- **Objective**:
Copy out the entries in full and with complete accuracy; pictures are excluded.

- **Extracted data**:
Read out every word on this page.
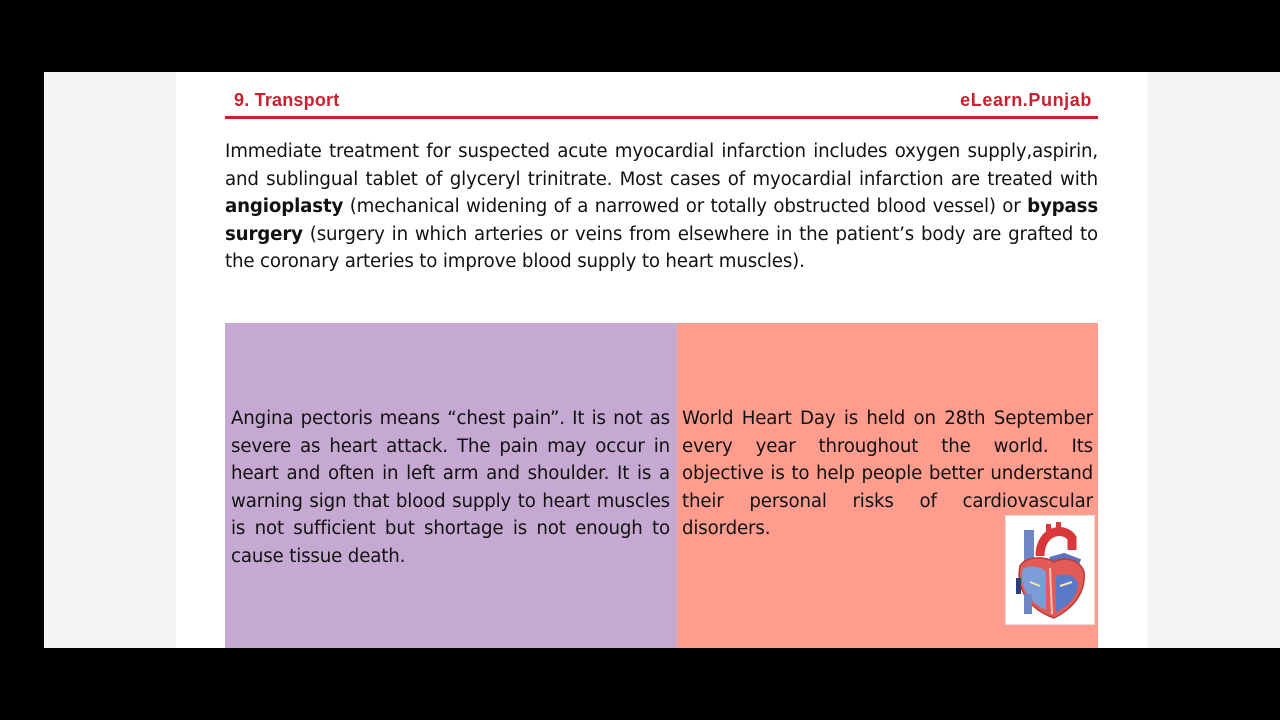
9. Transport	eLearn.Punjab

Immediate treatment for suspected acute myocardial infarction includes oxygen supply,aspirin, and sublingual tablet of glyceryl trinitrate. Most cases of myocardial infarction are treated with angioplasty (mechanical widening of a narrowed or totally obstructed blood vessel) or bypass surgery (surgery in which arteries or veins from elsewhere in the patient’s body are grafted to the coronary arteries to improve blood supply to heart muscles).

Angina pectoris means “chest pain”. It is not as severe as heart attack. The pain may occur in heart and often in left arm and shoulder. It is a warning sign that blood supply to heart muscles is not sufficient but shortage is not enough to cause tissue death.

World Heart Day is held on 28th September every year throughout the world. Its objective is to help people better understand their personal risks of cardiovascular disorders.
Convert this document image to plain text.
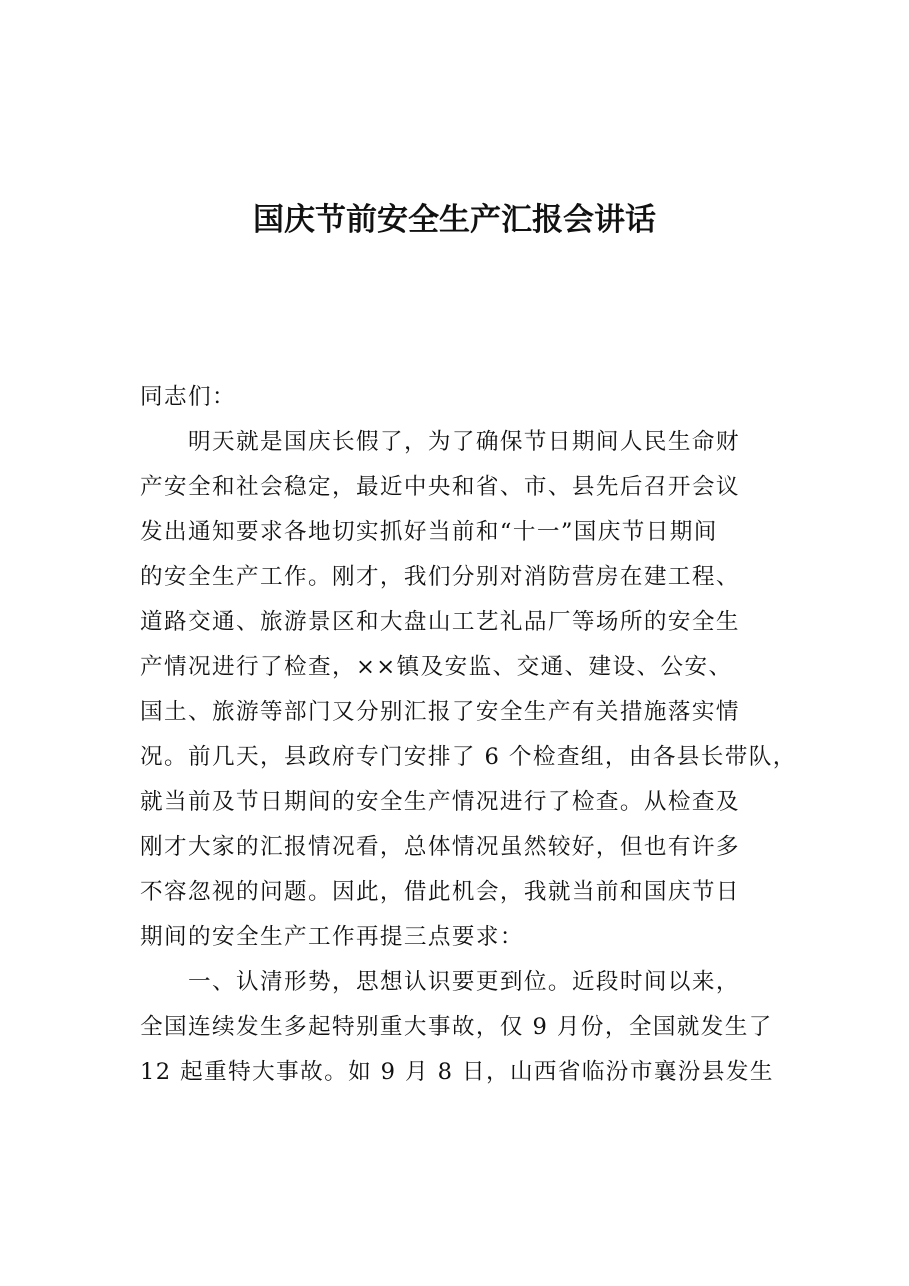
国庆节前安全生产汇报会讲话
同志们：
明天就是国庆长假了，为了确保节日期间人民生命财
产安全和社会稳定，最近中央和省、市、县先后召开会议
发出通知要求各地切实抓好当前和“十一”国庆节日期间
的安全生产工作。刚才，我们分别对消防营房在建工程、
道路交通、旅游景区和大盘山工艺礼品厂等场所的安全生
产情况进行了检查，××镇及安监、交通、建设、公安、
国土、旅游等部门又分别汇报了安全生产有关措施落实情
况。前几天，县政府专门安排了 6 个检查组，由各县长带队，
就当前及节日期间的安全生产情况进行了检查。从检查及
刚才大家的汇报情况看，总体情况虽然较好，但也有许多
不容忽视的问题。因此，借此机会，我就当前和国庆节日
期间的安全生产工作再提三点要求：
一、认清形势，思想认识要更到位。近段时间以来，
全国连续发生多起特别重大事故，仅 9 月份，全国就发生了
12 起重特大事故。如 9 月 8 日，山西省临汾市襄汾县发生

- **Solution**:
Read out every word on this page.
9. Transport	eLearn.Punjab

Immediate treatment for suspected acute myocardial infarction includes oxygen supply,aspirin, and sublingual tablet of glyceryl trinitrate. Most cases of myocardial infarction are treated with angioplasty (mechanical widening of a narrowed or totally obstructed blood vessel) or bypass surgery (surgery in which arteries or veins from elsewhere in the patient’s body are grafted to the coronary arteries to improve blood supply to heart muscles).

Angina pectoris means “chest pain”. It is not as severe as heart attack. The pain may occur in heart and often in left arm and shoulder. It is a warning sign that blood supply to heart muscles is not sufficient but shortage is not enough to cause tissue death.

World Heart Day is held on 28th September every year throughout the world. Its objective is to help people better understand their personal risks of cardiovascular disorders.
Convert this document image to plain text.
国庆节前安全生产汇报会讲话
同志们：
明天就是国庆长假了，为了确保节日期间人民生命财
产安全和社会稳定，最近中央和省、市、县先后召开会议
发出通知要求各地切实抓好当前和“十一”国庆节日期间
的安全生产工作。刚才，我们分别对消防营房在建工程、
道路交通、旅游景区和大盘山工艺礼品厂等场所的安全生
产情况进行了检查，××镇及安监、交通、建设、公安、
国土、旅游等部门又分别汇报了安全生产有关措施落实情
况。前几天，县政府专门安排了 6 个检查组，由各县长带队，
就当前及节日期间的安全生产情况进行了检查。从检查及
刚才大家的汇报情况看，总体情况虽然较好，但也有许多
不容忽视的问题。因此，借此机会，我就当前和国庆节日
期间的安全生产工作再提三点要求：
一、认清形势，思想认识要更到位。近段时间以来，
全国连续发生多起特别重大事故，仅 9 月份，全国就发生了
12 起重特大事故。如 9 月 8 日，山西省临汾市襄汾县发生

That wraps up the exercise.